» **EXERCISE DETAILS**
Write out each line from the data below that includes the word "Goals".

» **DATA ENTRIES**
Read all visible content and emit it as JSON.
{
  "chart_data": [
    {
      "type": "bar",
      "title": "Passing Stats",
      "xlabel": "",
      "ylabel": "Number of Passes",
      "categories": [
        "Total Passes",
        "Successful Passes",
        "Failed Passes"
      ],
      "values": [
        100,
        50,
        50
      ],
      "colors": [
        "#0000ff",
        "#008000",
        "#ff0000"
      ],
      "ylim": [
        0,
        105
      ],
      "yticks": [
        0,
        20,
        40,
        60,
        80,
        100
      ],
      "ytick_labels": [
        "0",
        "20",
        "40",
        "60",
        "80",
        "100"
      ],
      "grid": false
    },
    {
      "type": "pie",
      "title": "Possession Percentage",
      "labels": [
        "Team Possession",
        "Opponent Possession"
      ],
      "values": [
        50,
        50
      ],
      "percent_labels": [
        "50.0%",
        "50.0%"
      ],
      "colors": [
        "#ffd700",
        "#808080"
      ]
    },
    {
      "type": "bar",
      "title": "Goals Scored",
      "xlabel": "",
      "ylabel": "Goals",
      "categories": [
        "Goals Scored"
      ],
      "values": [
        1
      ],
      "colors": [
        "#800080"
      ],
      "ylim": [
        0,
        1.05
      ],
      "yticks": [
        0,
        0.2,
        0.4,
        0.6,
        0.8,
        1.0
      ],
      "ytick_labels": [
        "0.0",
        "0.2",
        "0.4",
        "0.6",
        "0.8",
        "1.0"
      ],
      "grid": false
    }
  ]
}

» **RESPONSE FOR THIS EXERCISE**
      "title": "Goals Scored",
      "ylabel": "Goals",
        "Goals Scored"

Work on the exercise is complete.